··· Extracted data
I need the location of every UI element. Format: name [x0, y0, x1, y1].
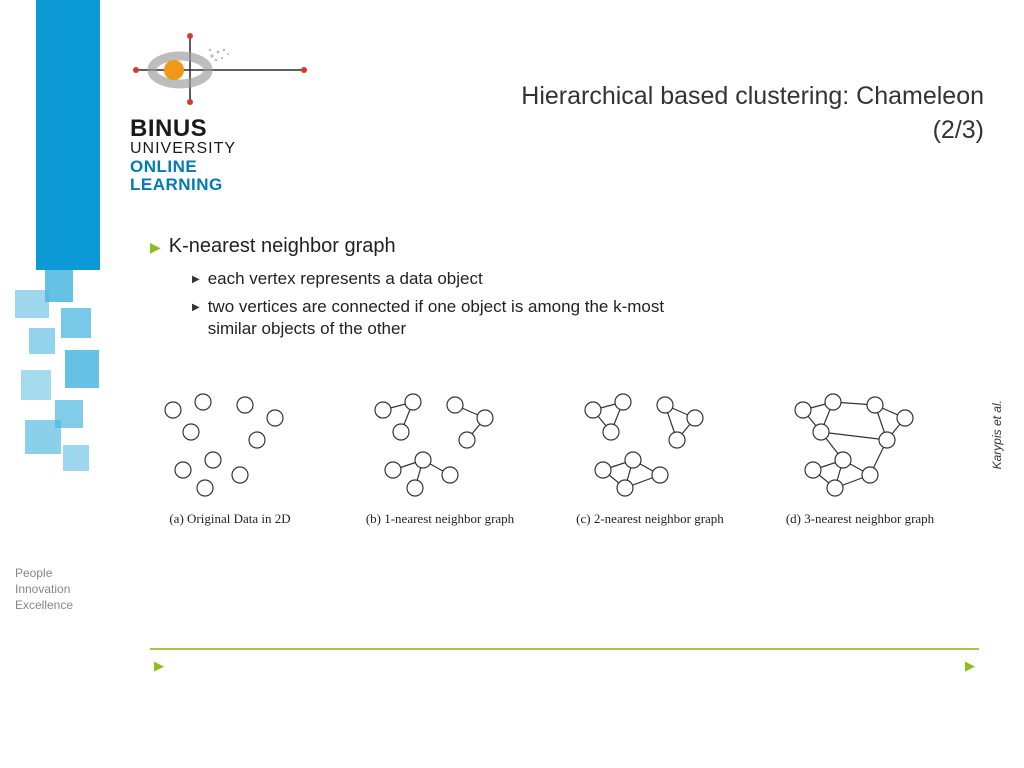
- tagline-line: Innovation: [15, 581, 73, 597]
- diagram-panel: (d) 3-nearest neighbor graph: [760, 380, 960, 540]
- diagram-caption: (c) 2-nearest neighbor graph: [550, 511, 750, 527]
- graph-svg: [340, 380, 540, 500]
- logo-line2: UNIVERSITY: [130, 141, 330, 158]
- content-block: ▶ K-nearest neighbor graph ▶ each vertex…: [150, 235, 690, 346]
- diagrams-row: (a) Original Data in 2D (b) 1-nearest nei…: [130, 380, 960, 540]
- diagram-panel: (b) 1-nearest neighbor graph: [340, 380, 540, 540]
- bullet-main: ▶ K-nearest neighbor graph: [150, 235, 690, 258]
- bullet-main-text: K-nearest neighbor graph: [169, 235, 396, 258]
- graph-svg: [130, 380, 330, 500]
- sub-bullet-list: ▶ each vertex represents a data object ▶…: [192, 268, 690, 340]
- slide-title: Hierarchical based clustering: Chameleon…: [521, 80, 984, 148]
- tagline-line: Excellence: [15, 597, 73, 613]
- logo-line3: ONLINE: [130, 158, 330, 176]
- diagram-panel: (a) Original Data in 2D: [130, 380, 330, 540]
- footer-divider: [150, 648, 979, 650]
- diagram-panel: (c) 2-nearest neighbor graph: [550, 380, 750, 540]
- diagram-caption: (a) Original Data in 2D: [130, 511, 330, 527]
- triangle-bullet-icon: ▶: [192, 268, 200, 286]
- logo-line4: LEARNING: [130, 176, 330, 194]
- university-logo: BINUS UNIVERSITY ONLINE LEARNING: [130, 30, 330, 194]
- nav-prev-icon[interactable]: ▶: [154, 658, 164, 674]
- diagram-caption: (d) 3-nearest neighbor graph: [760, 511, 960, 527]
- sidebar-accent-bar: [36, 0, 100, 270]
- title-line1: Hierarchical based clustering: Chameleon: [521, 80, 984, 114]
- bullet-sub: ▶ two vertices are connected if one obje…: [192, 296, 690, 340]
- logo-mark: [130, 30, 310, 110]
- nav-next-icon[interactable]: ▶: [965, 658, 975, 674]
- triangle-bullet-icon: ▶: [150, 235, 161, 256]
- diagram-caption: (b) 1-nearest neighbor graph: [340, 511, 540, 527]
- footer-nav: ▶ ▶: [150, 658, 979, 678]
- bullet-sub: ▶ each vertex represents a data object: [192, 268, 690, 290]
- sidebar-tagline: People Innovation Excellence: [15, 565, 73, 614]
- bullet-sub-text: two vertices are connected if one object…: [208, 296, 690, 340]
- sidebar: People Innovation Excellence: [0, 0, 100, 768]
- logo-text: BINUS UNIVERSITY ONLINE LEARNING: [130, 116, 330, 194]
- tagline-line: People: [15, 565, 73, 581]
- graph-svg: [760, 380, 960, 500]
- bullet-sub-text: each vertex represents a data object: [208, 268, 483, 290]
- graph-svg: [550, 380, 750, 500]
- title-line2: (2/3): [521, 114, 984, 148]
- citation-text: Karypis et al.: [990, 400, 1004, 469]
- sidebar-pattern: [15, 270, 105, 500]
- logo-line1: BINUS: [130, 116, 330, 141]
- triangle-bullet-icon: ▶: [192, 296, 200, 314]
······
The problem: Please rename "diagram-caption" to "figure-caption" everywhere in the listing above and write the whole listing out again with nothing else changed, leaving out the pictures.

Solution to this task:
I need the location of every UI element. Format: name [x0, y0, x1, y1].
- tagline-line: Innovation: [15, 581, 73, 597]
- diagram-panel: (d) 3-nearest neighbor graph: [760, 380, 960, 540]
- figure-caption: (c) 2-nearest neighbor graph: [550, 511, 750, 527]
- graph-svg: [340, 380, 540, 500]
- logo-line2: UNIVERSITY: [130, 141, 330, 158]
- content-block: ▶ K-nearest neighbor graph ▶ each vertex…: [150, 235, 690, 346]
- diagrams-row: (a) Original Data in 2D (b) 1-nearest nei…: [130, 380, 960, 540]
- diagram-panel: (b) 1-nearest neighbor graph: [340, 380, 540, 540]
- bullet-main: ▶ K-nearest neighbor graph: [150, 235, 690, 258]
- bullet-main-text: K-nearest neighbor graph: [169, 235, 396, 258]
- graph-svg: [130, 380, 330, 500]
- sub-bullet-list: ▶ each vertex represents a data object ▶…: [192, 268, 690, 340]
- slide-title: Hierarchical based clustering: Chameleon…: [521, 80, 984, 148]
- tagline-line: Excellence: [15, 597, 73, 613]
- logo-line3: ONLINE: [130, 158, 330, 176]
- diagram-panel: (a) Original Data in 2D: [130, 380, 330, 540]
- footer-divider: [150, 648, 979, 650]
- diagram-panel: (c) 2-nearest neighbor graph: [550, 380, 750, 540]
- figure-caption: (a) Original Data in 2D: [130, 511, 330, 527]
- triangle-bullet-icon: ▶: [192, 268, 200, 286]
- logo-line4: LEARNING: [130, 176, 330, 194]
- university-logo: BINUS UNIVERSITY ONLINE LEARNING: [130, 30, 330, 194]
- nav-prev-icon[interactable]: ▶: [154, 658, 164, 674]
- figure-caption: (d) 3-nearest neighbor graph: [760, 511, 960, 527]
- sidebar-accent-bar: [36, 0, 100, 270]
- title-line1: Hierarchical based clustering: Chameleon: [521, 80, 984, 114]
- bullet-sub: ▶ two vertices are connected if one obje…: [192, 296, 690, 340]
- logo-mark: [130, 30, 310, 110]
- nav-next-icon[interactable]: ▶: [965, 658, 975, 674]
- triangle-bullet-icon: ▶: [150, 235, 161, 256]
- figure-caption: (b) 1-nearest neighbor graph: [340, 511, 540, 527]
- footer-nav: ▶ ▶: [150, 658, 979, 678]
- bullet-sub: ▶ each vertex represents a data object: [192, 268, 690, 290]
- sidebar-tagline: People Innovation Excellence: [15, 565, 73, 614]
- bullet-sub-text: two vertices are connected if one object…: [208, 296, 690, 340]
- sidebar: People Innovation Excellence: [0, 0, 100, 768]
- logo-text: BINUS UNIVERSITY ONLINE LEARNING: [130, 116, 330, 194]
- tagline-line: People: [15, 565, 73, 581]
- graph-svg: [760, 380, 960, 500]
- bullet-sub-text: each vertex represents a data object: [208, 268, 483, 290]
- graph-svg: [550, 380, 750, 500]
- title-line2: (2/3): [521, 114, 984, 148]
- citation-text: Karypis et al.: [990, 400, 1004, 469]
- sidebar-pattern: [15, 270, 105, 500]
- logo-line1: BINUS: [130, 116, 330, 141]
- triangle-bullet-icon: ▶: [192, 296, 200, 314]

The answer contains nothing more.